**WHAT TO WORK ON**
Using the listing below, report all lines holding the word "사용기준".
___ RECORDED INFORMATION ___
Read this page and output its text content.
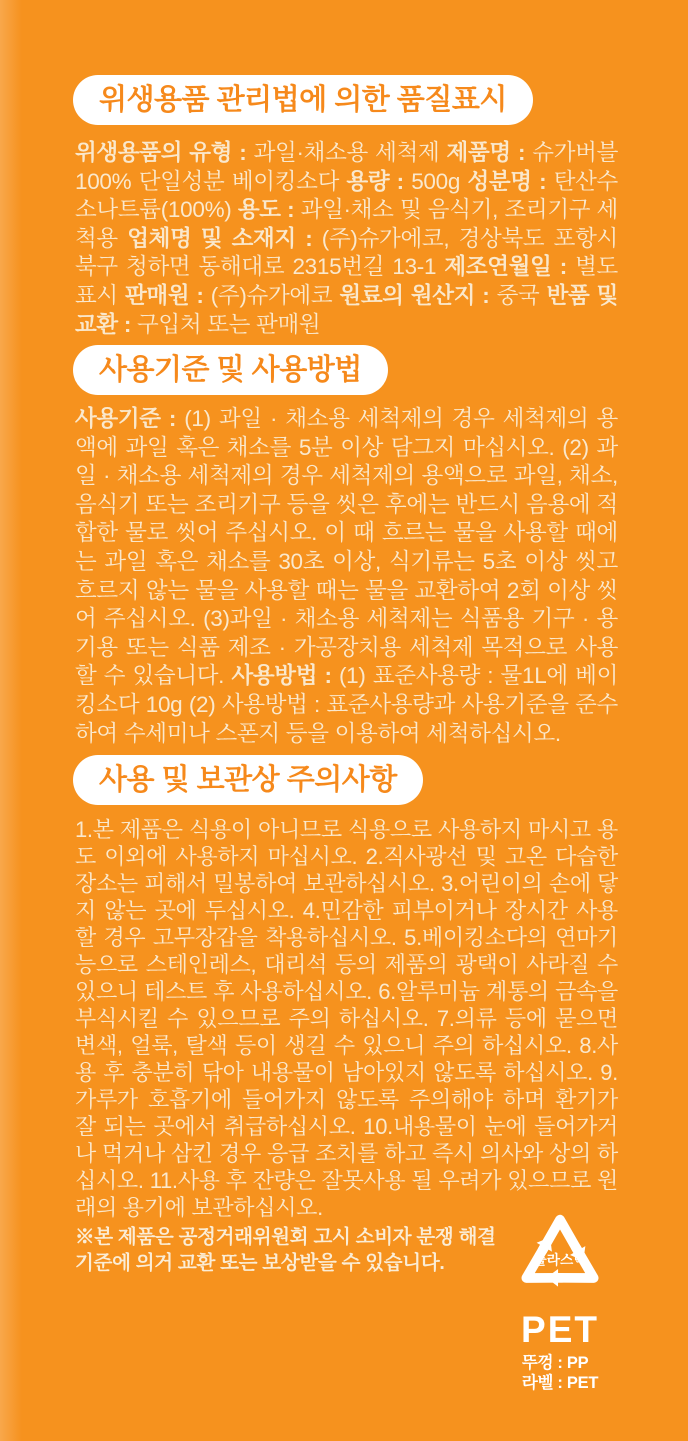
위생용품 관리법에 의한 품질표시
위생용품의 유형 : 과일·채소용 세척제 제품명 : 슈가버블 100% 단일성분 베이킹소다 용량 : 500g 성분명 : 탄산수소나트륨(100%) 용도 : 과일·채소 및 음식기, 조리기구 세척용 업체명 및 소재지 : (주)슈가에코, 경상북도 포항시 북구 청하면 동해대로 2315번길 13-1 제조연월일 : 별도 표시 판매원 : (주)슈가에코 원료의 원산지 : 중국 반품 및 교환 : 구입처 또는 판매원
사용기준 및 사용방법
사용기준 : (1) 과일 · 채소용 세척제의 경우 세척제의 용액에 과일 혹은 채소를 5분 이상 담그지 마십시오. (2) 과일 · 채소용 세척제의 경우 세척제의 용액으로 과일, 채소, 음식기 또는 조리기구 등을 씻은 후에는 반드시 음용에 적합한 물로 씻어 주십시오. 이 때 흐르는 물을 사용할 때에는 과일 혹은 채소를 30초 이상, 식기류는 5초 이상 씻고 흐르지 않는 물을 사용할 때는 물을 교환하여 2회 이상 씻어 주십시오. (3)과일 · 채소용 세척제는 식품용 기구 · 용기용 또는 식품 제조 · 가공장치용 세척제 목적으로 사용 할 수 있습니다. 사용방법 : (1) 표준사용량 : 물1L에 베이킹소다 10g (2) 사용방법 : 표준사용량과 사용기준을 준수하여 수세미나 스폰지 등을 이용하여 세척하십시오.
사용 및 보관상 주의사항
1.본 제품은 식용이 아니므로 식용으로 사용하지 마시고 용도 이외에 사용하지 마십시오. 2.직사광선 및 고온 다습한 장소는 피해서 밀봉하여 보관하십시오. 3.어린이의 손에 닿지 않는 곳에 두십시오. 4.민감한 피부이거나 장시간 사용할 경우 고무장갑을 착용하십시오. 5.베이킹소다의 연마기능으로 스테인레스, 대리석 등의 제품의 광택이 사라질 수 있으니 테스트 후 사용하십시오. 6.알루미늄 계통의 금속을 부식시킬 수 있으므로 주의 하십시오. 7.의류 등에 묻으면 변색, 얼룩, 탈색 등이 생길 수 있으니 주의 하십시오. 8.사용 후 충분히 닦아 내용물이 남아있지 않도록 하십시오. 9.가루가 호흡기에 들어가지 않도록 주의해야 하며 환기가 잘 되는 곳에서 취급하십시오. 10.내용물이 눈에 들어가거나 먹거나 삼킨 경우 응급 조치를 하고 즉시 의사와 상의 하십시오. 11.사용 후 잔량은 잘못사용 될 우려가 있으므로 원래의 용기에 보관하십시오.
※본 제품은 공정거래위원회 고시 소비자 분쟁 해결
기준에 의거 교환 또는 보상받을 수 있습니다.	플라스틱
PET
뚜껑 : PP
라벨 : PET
___
**FINISHED TASK**
사용기준 및 사용방법
사용기준 : (1) 과일 · 채소용 세척제의 경우 세척제의 용액에 과일 혹은 채소를 5분 이상 담그지 마십시오. (2) 과일 · 채소용 세척제의 경우 세척제의 용액으로 과일, 채소, 음식기 또는 조리기구 등을 씻은 후에는 반드시 음용에 적합한 물로 씻어 주십시오. 이 때 흐르는 물을 사용할 때에는 과일 혹은 채소를 30초 이상, 식기류는 5초 이상 씻고 흐르지 않는 물을 사용할 때는 물을 교환하여 2회 이상 씻어 주십시오. (3)과일 · 채소용 세척제는 식품용 기구 · 용기용 또는 식품 제조 · 가공장치용 세척제 목적으로 사용 할 수 있습니다. 사용방법 : (1) 표준사용량 : 물1L에 베이킹소다 10g (2) 사용방법 : 표준사용량과 사용기준을 준수하여 수세미나 스폰지 등을 이용하여 세척하십시오.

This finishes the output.